Orang Berani Ceramah tanpa
Ilmu, Bagaimana Kita Harus Bersikap?
Beberapa hari terakhir ini, masyarakat Muslim
Indonesia dihebohkan dengan ceramah seseorang yang dianggap sebagai ustadz
dengan isi ceramah penuh caci maki, melabeli orang yang berbeda pendapat dengan
vonis “sesat”, serta serampangan dalam mengutip ayat: salah, di luar konteks,
dan keliru menerjemahkannya.
Bagaimana pandangan ulama-ulama terdahulu
memandang hal tersebut?
Ulama fiqih kenamaan bermazhab Syafi’i, Ibnu
Hajar Al-Haitami (w. 974) sebagaimana dituliskan dalam kitabnya Al-Fatawa
al-Haditsiyyah (masalah nomor 241), memuat diskusi menarik, sebagaimana
terjemahan penulis berikut ini:
Ibnu Hajar ditanya tentang orang yang mengisi
ceramah kepada masyarakat Muslim dengan menyertakan kutipan tafsir Al-Qur'an
dan hadits sedangkan ia sendiri tidak menguasai ilmu sharaf (morfologi Arab),
i'rab dari disiplin ilmu nahwu (sintaksis), ilmu ma’ani dan ilmu bayân (sastra
Arab). Apakah orang yang mempunyai profil demikian boleh mengisi ceramah?

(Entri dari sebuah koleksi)

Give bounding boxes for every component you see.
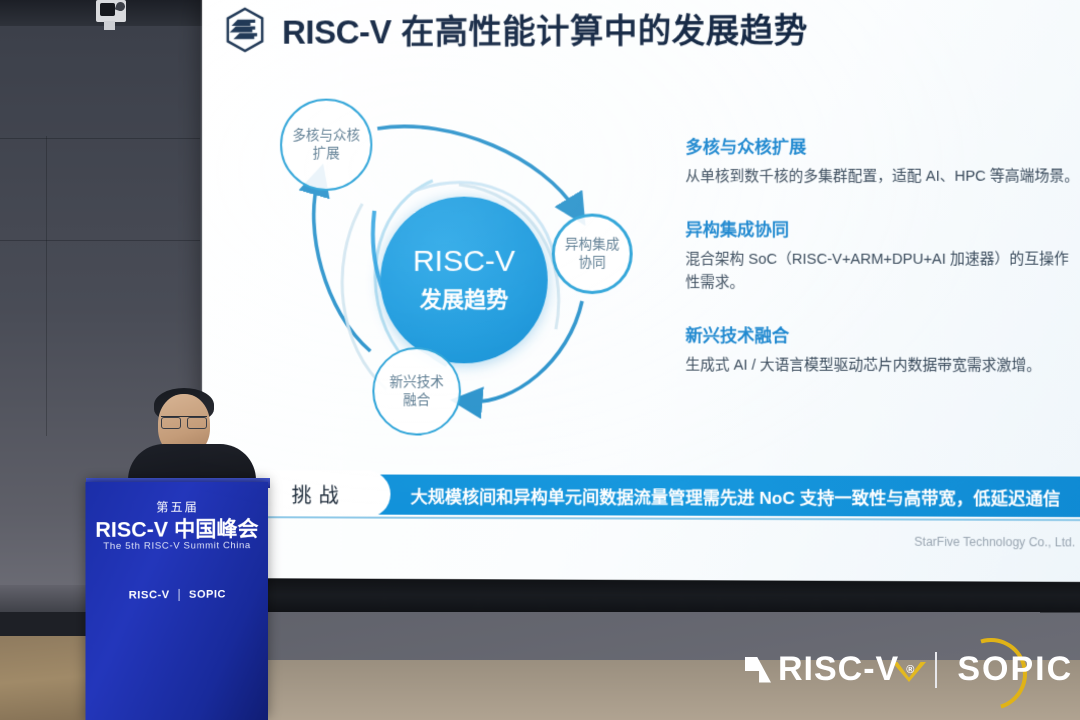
riscv-mark-icon: [745, 657, 771, 683]
podium-line-3: The 5th RISC-V Summit China: [86, 540, 268, 552]
presentation-slide: RISC-V 在高性能计算中的发展趋势: [202, 0, 1080, 582]
wall-seam-vertical: [46, 136, 47, 436]
node-label-line1: 异构集成: [565, 235, 620, 253]
starfive-s-logo-icon: [224, 7, 266, 53]
point-title: 异构集成协同: [685, 216, 1080, 242]
slide-point: 多核与众核扩展 从单核到数千核的多集群配置，适配 AI、HPC 等高端场景。: [685, 132, 1080, 189]
slide-point: 异构集成协同 混合架构 SoC（RISC-V+ARM+DPU+AI 加速器）的互…: [685, 216, 1080, 295]
center-node-title: RISC-V: [413, 246, 515, 278]
wall-brand-logos: RISC-V ® SOPIC: [745, 650, 1073, 689]
wall-riscv-text: RISC-V: [778, 650, 899, 689]
node-label-line2: 协同: [579, 254, 606, 272]
podium-lectern: 第五届 RISC-V 中国峰会 The 5th RISC-V Summit Ch…: [86, 482, 268, 720]
glasses-icon: [161, 416, 207, 427]
point-title: 多核与众核扩展: [685, 132, 1080, 158]
slide-title: RISC-V 在高性能计算中的发展趋势: [282, 3, 808, 53]
node-label-line1: 多核与众核: [292, 126, 360, 144]
podium-sopic-logo: SOPIC: [189, 588, 226, 600]
wall-logo-divider: [935, 652, 937, 688]
wall-riscv-logo: RISC-V ®: [745, 650, 915, 689]
point-body: 混合架构 SoC（RISC-V+ARM+DPU+AI 加速器）的互操作性需求。: [685, 249, 1080, 295]
node-label-line2: 融合: [403, 391, 430, 409]
slide-points-list: 多核与众核扩展 从单核到数千核的多集群配置，适配 AI、HPC 等高端场景。 异…: [685, 132, 1080, 406]
diagram-node-heterogeneous: 异构集成 协同: [552, 214, 633, 295]
diagram-node-multicore: 多核与众核 扩展: [280, 99, 372, 191]
podium-logo-row: RISC-V SOPIC: [86, 588, 268, 602]
slide-footer: StarFive Technology Co., Ltd.: [914, 535, 1075, 550]
challenge-text: 大规模核间和异构单元间数据流量管理需先进 NoC 支持一致性与高带宽，低延迟通信: [411, 482, 1061, 509]
camera-lens-icon: [100, 3, 115, 16]
projection-screen: RISC-V 在高性能计算中的发展趋势: [202, 0, 1080, 582]
slide-title-cn: 在高性能计算中的发展趋势: [391, 11, 808, 50]
node-label-line1: 新兴技术: [389, 373, 443, 391]
slide-title-latin: RISC-V: [282, 13, 391, 50]
challenge-banner: 挑战 大规模核间和异构单元间数据流量管理需先进 NoC 支持一致性与高带宽，低延…: [242, 474, 1080, 517]
podium-logo-divider: [179, 589, 180, 601]
camera-arm-icon: [115, 1, 127, 13]
registered-trademark-icon: ®: [906, 664, 915, 676]
slide-point: 新兴技术融合 生成式 AI / 大语言模型驱动芯片内数据带宽需求激增。: [685, 322, 1080, 378]
podium-riscv-logo: RISC-V: [129, 589, 170, 602]
slide-header: RISC-V 在高性能计算中的发展趋势: [224, 3, 808, 54]
conference-stage-photo: RISC-V 在高性能计算中的发展趋势: [0, 0, 1080, 720]
ceiling-camera-icon: [96, 0, 126, 22]
point-title: 新兴技术融合: [685, 322, 1080, 348]
point-body: 从单核到数千核的多集群配置，适配 AI、HPC 等高端场景。: [685, 165, 1080, 188]
ceiling-mount: [104, 21, 115, 30]
node-label-line2: 扩展: [313, 145, 340, 163]
point-body: 生成式 AI / 大语言模型驱动芯片内数据带宽需求激增。: [685, 355, 1080, 378]
challenge-underline: [242, 516, 1080, 521]
diagram-node-emerging-tech: 新兴技术 融合: [372, 347, 461, 435]
wall-seam: [0, 240, 200, 241]
diagram-center-node: RISC-V 发展趋势: [380, 197, 547, 364]
cycle-diagram: RISC-V 发展趋势 多核与众核 扩展 异构集成 协同 新兴技术 融合: [262, 88, 665, 461]
center-node-subtitle: 发展趋势: [420, 282, 509, 314]
wall-sopic-logo: SOPIC: [957, 650, 1073, 689]
wall-seam: [0, 138, 200, 139]
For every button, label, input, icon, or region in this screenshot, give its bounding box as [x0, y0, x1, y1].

→ SOAL LATIHAN 1: Sajikan entri mulai dari baris yang memuat "riscv-mark-icon: [745, 657, 771, 683]" sampai dengan baris yang memuat "slide-point: 多核与众核扩展 从单核到数千核的多集群配置，适配" sebagai daftar bernomor, tanpa baris kosong.
→ SOAL LATIHAN 2: Lanjutkan artikel tentang ceramah tanpa ilmu, mulai dari kalimat terakhirnya.

→ HASIL LATIHAN 1:
1. riscv-mark-icon: [745, 657, 771, 683]
2. podium-line-3: The 5th RISC-V Summit China: [86, 540, 268, 552]
3. presentation-slide: RISC-V 在高性能计算中的发展趋势: [202, 0, 1080, 582]
4. wall-seam-vertical: [46, 136, 47, 436]
5. node-label-line1: 异构集成: [565, 235, 620, 253]
6. starfive-s-logo-icon: [224, 7, 266, 53]
7. point-title: 异构集成协同: [685, 216, 1080, 242]
8. slide-point: 多核与众核扩展 从单核到数千核的多集群配置，适配 AI、HPC 等高端场景。: [685, 132, 1080, 189]

→ HASIL LATIHAN 2:
Apakah dia dilarang ceramah sama sekali kecuali atas izin pemerintah? Apabila
pemerintah melarang (lalu dilanggar), apakah mereka boleh dihukum? Jika
dihukum, seberapa besar batasannya?
Imam Ibnu Hajar Al-Haitami menjawab, “Jika ia
ceramah menggunakan ayat yang bersinggungan dengan anjuran melakukan kebaikan
(at-targhîb), menyarankan untuk meninggalkan kejahatan (at-tarhîb) atau
sejenisnya serta menggunakan hadits sesuai konteks atas apa yang ia bahas
seraya mengutip tafsir-tafsir yang disampaikan para ulama yang berkompeten,
maka bagi orang yang tidak paham nahwu, sharaf, atau disiplin ilmu lain
sebagaimana di atas dipersilakan, tidak ada masalah.
Ibnu Hajar memberi alasan, karena dai/ustadz
tersebut hanya mengutip perkataan ulama saja, maka tidak ada syarat lain
kecuali hanya satu syarat yaitu dai/ustadz tersebut harus ‘adâlah/adil (ia
bukan ahli maksiat yang melakukan dosa besar atau melakukan dosa kecil tapi
terus-menerus sedangkan ia belum bertobat). Yang penting marwahnya terjaga, ia
boleh berceramah.
Namun jika yang disampaikan oleh dai/ustadz
tersebut berkaitan dengan olah pikir, namun ia meneliti sendiri tanpa basis
ilmu yang jelas dan memadai, maka siapa pun juga baik itu ulama, pemerintah
atau siapa pun orang yang mampu mencegah, harus bersama-sama melarang
dai/ustadz tersebut untuk tampil di muka publik.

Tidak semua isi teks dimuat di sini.